From the entries that follow, list every line in which the string "only" appears.
--- Begin Entries ---
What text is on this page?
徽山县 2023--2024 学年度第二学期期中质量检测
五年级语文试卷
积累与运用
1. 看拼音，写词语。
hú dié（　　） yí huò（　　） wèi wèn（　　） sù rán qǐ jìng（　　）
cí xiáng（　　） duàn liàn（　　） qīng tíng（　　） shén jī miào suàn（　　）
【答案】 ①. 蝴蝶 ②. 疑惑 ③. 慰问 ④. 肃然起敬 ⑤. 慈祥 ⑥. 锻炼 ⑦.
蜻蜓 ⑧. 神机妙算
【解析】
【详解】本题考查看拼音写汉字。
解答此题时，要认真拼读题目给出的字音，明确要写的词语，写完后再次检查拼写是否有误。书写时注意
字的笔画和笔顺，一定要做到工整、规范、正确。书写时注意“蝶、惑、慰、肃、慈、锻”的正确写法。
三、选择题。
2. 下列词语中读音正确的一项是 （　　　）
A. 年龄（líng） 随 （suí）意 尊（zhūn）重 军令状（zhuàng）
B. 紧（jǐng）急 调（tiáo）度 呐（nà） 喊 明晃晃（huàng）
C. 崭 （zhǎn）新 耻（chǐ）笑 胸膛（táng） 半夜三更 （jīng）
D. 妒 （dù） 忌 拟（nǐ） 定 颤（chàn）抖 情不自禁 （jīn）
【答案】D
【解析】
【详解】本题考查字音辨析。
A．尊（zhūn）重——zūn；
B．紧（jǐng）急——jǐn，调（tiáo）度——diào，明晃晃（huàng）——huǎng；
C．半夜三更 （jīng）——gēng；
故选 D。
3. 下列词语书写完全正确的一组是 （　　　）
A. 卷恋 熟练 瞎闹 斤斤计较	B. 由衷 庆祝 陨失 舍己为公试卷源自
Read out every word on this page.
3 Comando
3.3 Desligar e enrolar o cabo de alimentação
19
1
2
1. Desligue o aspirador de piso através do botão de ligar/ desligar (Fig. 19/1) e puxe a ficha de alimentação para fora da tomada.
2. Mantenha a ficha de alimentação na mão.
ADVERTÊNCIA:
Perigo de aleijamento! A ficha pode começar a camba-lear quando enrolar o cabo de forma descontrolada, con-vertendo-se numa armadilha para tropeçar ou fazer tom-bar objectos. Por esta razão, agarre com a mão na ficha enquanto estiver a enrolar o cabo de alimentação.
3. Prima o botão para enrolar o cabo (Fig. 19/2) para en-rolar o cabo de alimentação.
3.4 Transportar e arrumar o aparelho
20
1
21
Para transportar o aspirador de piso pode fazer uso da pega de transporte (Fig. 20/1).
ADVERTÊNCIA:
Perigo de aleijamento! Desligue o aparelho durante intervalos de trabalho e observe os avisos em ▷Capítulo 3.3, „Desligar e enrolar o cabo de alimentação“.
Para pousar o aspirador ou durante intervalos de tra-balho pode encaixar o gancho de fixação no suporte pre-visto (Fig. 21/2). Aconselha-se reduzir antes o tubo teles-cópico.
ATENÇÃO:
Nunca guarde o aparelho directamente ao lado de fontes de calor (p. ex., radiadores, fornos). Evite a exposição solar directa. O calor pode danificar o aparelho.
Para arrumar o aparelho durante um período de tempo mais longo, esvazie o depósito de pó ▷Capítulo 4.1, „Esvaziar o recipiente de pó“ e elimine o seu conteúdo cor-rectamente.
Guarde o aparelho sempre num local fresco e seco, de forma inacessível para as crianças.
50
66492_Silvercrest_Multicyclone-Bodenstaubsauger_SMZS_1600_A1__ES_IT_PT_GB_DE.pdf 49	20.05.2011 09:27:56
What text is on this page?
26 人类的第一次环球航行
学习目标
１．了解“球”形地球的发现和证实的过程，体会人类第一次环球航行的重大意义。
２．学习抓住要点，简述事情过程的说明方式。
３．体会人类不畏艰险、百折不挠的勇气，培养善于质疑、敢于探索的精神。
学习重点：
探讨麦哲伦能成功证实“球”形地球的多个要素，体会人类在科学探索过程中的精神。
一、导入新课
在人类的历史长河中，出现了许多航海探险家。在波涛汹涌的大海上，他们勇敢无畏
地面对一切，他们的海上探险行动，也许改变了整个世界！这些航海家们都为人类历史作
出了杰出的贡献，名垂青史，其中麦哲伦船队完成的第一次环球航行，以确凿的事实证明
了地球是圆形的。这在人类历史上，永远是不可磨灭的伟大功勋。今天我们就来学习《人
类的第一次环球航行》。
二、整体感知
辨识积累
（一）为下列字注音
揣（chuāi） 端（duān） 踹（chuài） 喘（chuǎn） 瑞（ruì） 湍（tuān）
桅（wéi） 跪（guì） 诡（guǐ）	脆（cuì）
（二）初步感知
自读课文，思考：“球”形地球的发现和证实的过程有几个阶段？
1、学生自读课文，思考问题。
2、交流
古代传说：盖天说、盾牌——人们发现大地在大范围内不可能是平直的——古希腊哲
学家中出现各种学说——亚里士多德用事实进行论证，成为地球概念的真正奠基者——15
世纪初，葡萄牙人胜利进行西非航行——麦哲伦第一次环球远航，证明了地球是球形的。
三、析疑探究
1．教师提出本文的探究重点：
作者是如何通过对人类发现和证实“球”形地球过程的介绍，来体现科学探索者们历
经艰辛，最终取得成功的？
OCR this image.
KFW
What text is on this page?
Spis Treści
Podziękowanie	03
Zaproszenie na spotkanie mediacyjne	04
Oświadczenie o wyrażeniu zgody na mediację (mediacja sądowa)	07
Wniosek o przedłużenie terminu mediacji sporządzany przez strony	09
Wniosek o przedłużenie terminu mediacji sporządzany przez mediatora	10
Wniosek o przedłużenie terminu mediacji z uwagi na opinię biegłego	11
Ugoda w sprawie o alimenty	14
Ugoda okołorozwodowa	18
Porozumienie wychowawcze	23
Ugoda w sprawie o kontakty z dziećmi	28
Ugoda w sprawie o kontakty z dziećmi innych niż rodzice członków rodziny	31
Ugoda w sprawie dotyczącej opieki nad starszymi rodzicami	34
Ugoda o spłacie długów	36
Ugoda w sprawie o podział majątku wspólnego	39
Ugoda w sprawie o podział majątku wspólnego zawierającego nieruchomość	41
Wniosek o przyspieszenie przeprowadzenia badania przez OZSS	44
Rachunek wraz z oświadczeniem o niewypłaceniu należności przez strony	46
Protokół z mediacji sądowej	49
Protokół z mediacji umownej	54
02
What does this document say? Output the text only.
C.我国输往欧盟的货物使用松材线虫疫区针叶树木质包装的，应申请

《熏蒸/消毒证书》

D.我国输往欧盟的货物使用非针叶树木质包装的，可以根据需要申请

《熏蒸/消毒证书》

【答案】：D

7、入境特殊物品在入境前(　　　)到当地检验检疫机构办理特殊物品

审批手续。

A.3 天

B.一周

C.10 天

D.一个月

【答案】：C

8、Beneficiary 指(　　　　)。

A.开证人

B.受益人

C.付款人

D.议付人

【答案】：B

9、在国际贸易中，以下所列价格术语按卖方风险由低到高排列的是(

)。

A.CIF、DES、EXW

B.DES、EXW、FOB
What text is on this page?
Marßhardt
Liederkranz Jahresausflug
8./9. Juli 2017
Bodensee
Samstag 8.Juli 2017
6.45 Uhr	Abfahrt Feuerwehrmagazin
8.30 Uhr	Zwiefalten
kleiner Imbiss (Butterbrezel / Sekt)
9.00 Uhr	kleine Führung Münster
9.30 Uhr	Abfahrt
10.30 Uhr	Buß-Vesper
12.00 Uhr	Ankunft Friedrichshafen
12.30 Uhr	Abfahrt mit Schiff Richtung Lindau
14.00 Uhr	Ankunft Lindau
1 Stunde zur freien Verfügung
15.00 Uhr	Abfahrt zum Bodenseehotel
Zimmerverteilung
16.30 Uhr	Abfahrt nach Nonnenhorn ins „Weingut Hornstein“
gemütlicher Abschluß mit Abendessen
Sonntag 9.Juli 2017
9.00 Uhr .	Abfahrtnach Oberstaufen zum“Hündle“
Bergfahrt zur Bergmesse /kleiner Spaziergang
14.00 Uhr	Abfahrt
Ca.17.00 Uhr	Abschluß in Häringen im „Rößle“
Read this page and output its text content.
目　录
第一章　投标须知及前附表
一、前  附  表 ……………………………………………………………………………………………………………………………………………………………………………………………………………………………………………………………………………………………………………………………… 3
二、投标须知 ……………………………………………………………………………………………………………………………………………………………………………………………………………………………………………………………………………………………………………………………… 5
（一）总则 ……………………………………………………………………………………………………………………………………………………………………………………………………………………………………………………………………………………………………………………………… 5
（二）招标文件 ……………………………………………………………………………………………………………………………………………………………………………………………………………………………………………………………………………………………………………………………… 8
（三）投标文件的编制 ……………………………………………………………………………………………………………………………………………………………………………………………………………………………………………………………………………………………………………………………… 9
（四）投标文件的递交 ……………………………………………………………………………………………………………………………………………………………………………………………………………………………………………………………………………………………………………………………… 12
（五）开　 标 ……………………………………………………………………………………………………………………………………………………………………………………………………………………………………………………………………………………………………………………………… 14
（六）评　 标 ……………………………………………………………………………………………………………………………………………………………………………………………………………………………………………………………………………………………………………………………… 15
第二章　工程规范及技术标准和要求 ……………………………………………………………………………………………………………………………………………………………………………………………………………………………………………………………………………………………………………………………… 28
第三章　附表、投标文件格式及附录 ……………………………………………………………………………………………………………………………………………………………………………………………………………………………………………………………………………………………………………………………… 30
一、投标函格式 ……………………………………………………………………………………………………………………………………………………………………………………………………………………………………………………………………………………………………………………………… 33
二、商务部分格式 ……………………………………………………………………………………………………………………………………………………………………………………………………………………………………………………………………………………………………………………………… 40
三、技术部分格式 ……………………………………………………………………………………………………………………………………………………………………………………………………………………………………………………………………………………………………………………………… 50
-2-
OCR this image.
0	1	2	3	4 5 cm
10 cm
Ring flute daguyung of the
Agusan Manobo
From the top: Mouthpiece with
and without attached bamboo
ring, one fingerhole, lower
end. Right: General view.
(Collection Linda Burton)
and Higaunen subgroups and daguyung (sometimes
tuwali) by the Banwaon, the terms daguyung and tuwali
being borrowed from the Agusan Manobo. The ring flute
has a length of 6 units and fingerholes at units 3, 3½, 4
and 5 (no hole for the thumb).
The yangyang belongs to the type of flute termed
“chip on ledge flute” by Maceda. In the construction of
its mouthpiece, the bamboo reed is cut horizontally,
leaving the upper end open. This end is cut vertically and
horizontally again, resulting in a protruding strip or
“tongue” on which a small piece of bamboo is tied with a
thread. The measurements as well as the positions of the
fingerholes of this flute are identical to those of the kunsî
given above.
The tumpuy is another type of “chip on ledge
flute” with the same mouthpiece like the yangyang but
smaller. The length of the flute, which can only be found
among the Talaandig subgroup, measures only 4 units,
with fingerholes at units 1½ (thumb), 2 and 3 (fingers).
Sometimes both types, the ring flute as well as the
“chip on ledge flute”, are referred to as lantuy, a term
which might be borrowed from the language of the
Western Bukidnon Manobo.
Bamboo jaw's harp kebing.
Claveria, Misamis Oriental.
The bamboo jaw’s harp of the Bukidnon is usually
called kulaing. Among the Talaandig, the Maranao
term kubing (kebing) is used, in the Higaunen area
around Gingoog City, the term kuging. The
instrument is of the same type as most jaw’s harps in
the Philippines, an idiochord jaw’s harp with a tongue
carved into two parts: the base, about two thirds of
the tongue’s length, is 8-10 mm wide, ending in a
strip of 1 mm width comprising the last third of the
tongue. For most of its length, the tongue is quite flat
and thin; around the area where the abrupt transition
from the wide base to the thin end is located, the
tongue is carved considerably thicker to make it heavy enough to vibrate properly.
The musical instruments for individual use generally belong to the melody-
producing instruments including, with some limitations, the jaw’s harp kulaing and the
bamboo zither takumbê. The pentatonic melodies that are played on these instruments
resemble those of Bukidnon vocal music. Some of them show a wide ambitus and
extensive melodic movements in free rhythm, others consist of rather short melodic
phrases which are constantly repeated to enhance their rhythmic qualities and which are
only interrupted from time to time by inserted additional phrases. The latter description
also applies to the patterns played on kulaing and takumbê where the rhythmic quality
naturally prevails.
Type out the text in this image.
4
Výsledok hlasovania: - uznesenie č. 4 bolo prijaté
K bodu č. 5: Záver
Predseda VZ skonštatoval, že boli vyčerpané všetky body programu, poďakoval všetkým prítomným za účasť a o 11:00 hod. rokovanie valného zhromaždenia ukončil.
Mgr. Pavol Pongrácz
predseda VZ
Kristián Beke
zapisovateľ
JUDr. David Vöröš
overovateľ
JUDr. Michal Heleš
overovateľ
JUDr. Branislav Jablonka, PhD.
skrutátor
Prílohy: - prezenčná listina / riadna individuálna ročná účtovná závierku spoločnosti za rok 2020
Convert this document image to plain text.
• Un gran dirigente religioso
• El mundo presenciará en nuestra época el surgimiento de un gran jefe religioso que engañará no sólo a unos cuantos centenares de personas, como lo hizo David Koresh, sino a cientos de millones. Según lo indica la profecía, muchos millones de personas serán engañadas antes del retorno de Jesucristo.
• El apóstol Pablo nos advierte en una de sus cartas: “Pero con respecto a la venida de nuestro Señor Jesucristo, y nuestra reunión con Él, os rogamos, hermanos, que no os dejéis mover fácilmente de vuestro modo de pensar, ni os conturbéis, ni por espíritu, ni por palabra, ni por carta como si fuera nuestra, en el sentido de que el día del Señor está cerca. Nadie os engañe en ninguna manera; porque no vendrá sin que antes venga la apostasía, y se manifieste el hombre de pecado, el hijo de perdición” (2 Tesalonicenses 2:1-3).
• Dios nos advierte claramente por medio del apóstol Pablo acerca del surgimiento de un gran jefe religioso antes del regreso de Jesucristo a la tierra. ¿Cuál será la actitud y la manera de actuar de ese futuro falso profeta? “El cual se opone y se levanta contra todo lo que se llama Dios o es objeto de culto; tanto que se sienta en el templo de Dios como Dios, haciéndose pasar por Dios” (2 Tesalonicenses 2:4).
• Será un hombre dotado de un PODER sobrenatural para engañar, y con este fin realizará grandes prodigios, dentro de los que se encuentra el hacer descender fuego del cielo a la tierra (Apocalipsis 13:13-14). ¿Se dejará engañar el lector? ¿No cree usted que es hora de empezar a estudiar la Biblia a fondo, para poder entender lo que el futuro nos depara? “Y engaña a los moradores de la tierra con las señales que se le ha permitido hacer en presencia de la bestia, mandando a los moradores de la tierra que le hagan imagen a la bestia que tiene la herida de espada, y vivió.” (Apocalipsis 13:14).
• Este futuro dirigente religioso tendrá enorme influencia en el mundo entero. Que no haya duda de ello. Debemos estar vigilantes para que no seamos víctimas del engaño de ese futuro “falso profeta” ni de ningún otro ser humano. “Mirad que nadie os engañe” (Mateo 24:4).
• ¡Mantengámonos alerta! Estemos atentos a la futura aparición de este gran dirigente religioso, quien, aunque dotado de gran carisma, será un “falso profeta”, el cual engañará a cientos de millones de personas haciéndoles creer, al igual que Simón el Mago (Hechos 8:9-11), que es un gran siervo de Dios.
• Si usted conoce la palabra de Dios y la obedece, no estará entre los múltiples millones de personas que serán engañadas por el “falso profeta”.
--- End Entries ---
> Correct answer:
What does this document say? Output the text only.
smaller. The length of the flute, which can only be found
among the Talaandig subgroup, measures only 4 units,
only interrupted from time to time by inserted additional phrases. The latter description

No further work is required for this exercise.